⟨

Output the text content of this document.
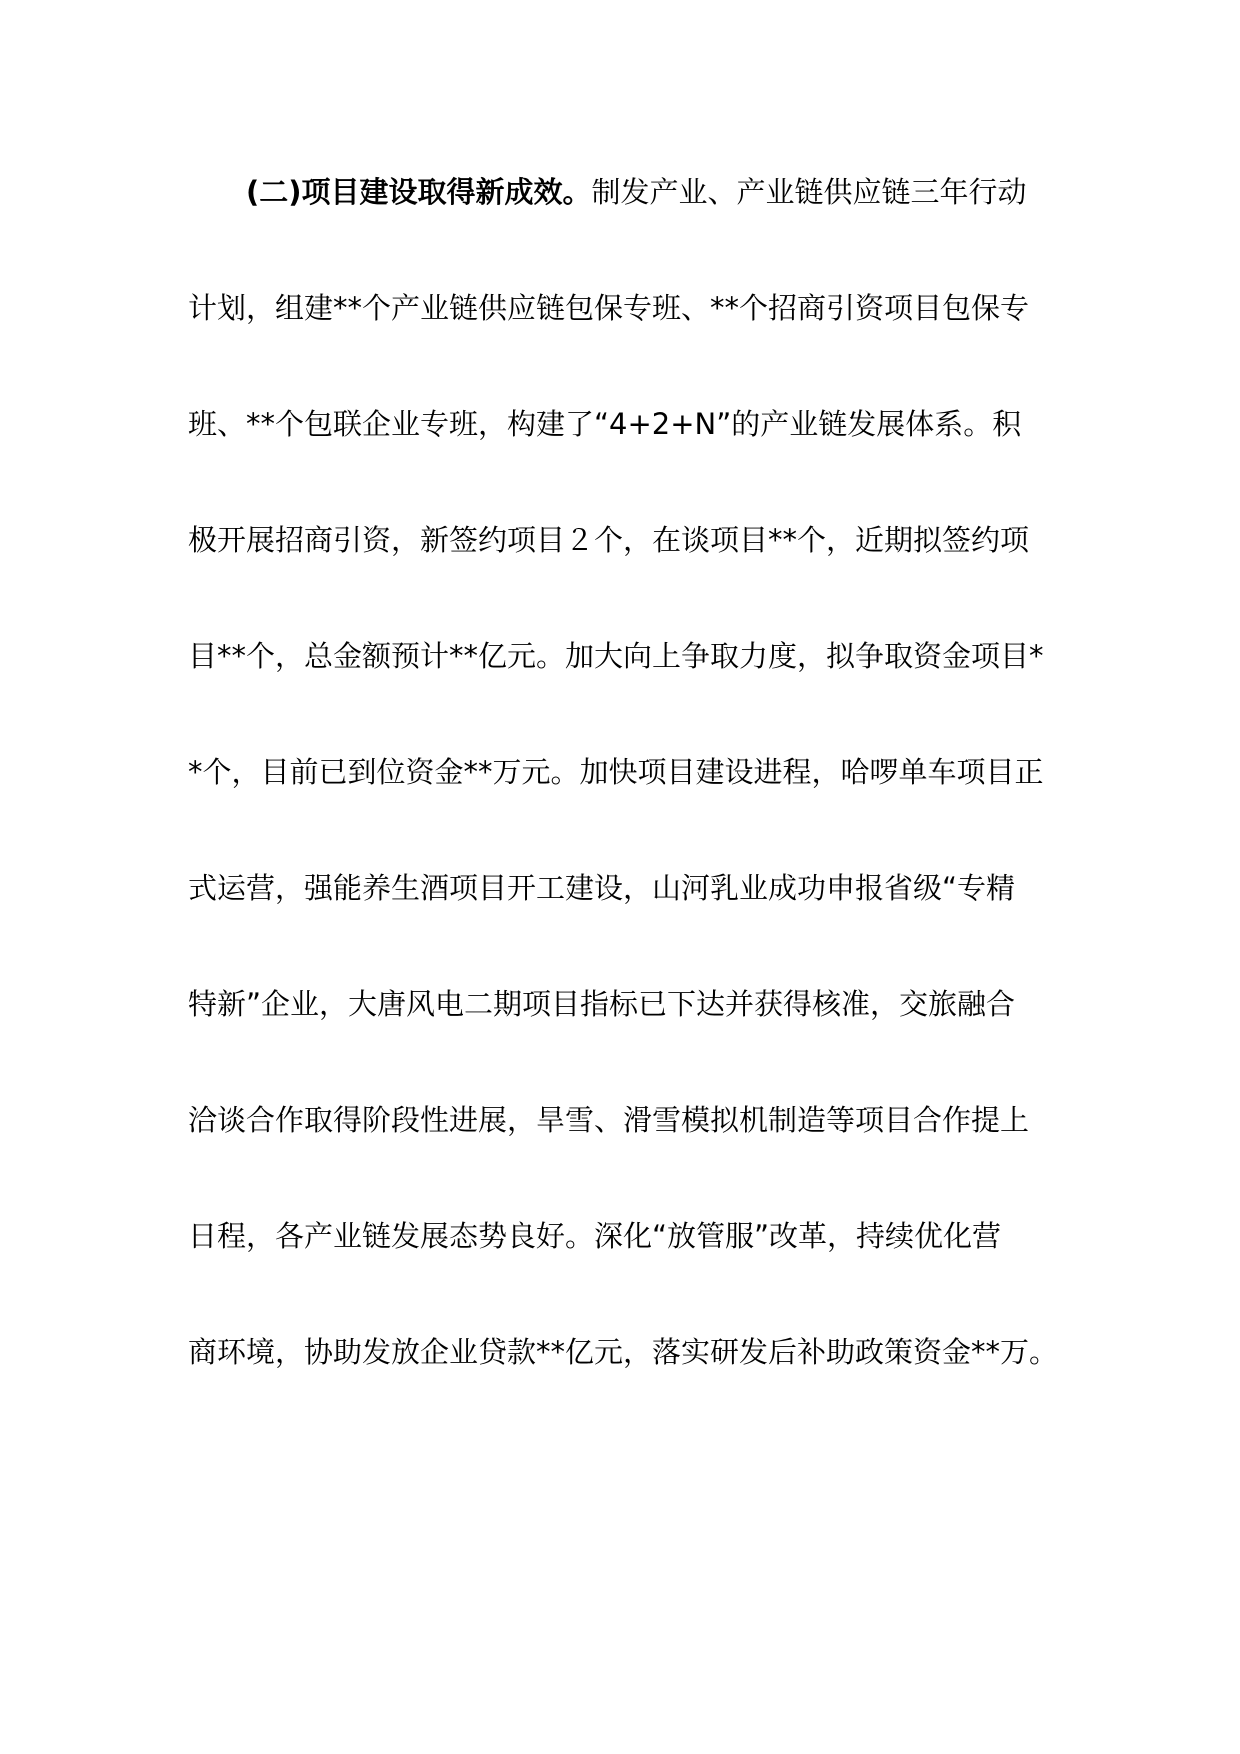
(二)项目建设取得新成效。制发产业、产业链供应链三年行动
计划，组建**个产业链供应链包保专班、**个招商引资项目包保专
班、**个包联企业专班，构建了“4+2+N”的产业链发展体系。积
极开展招商引资，新签约项目２个，在谈项目**个，近期拟签约项
目**个，总金额预计**亿元。加大向上争取力度，拟争取资金项目*
*个，目前已到位资金**万元。加快项目建设进程，哈啰单车项目正
式运营，强能养生酒项目开工建设，山河乳业成功申报省级“专精
特新”企业，大唐风电二期项目指标已下达并获得核准，交旅融合
洽谈合作取得阶段性进展，旱雪、滑雪模拟机制造等项目合作提上
日程，各产业链发展态势良好。深化“放管服”改革，持续优化营
商环境，协助发放企业贷款**亿元，落实研发后补助政策资金**万。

⟩

● **PROBLEM REQUIREMENTS**
Each line of the material must be retyped exactly, except that images are omitted.

● **EXERCISE RESPONSE**
Output the text content of this document.
(二)项目建设取得新成效。制发产业、产业链供应链三年行动
计划，组建**个产业链供应链包保专班、**个招商引资项目包保专
班、**个包联企业专班，构建了“4+2+N”的产业链发展体系。积
极开展招商引资，新签约项目２个，在谈项目**个，近期拟签约项
目**个，总金额预计**亿元。加大向上争取力度，拟争取资金项目*
*个，目前已到位资金**万元。加快项目建设进程，哈啰单车项目正
式运营，强能养生酒项目开工建设，山河乳业成功申报省级“专精
特新”企业，大唐风电二期项目指标已下达并获得核准，交旅融合
洽谈合作取得阶段性进展，旱雪、滑雪模拟机制造等项目合作提上
日程，各产业链发展态势良好。深化“放管服”改革，持续优化营
商环境，协助发放企业贷款**亿元，落实研发后补助政策资金**万。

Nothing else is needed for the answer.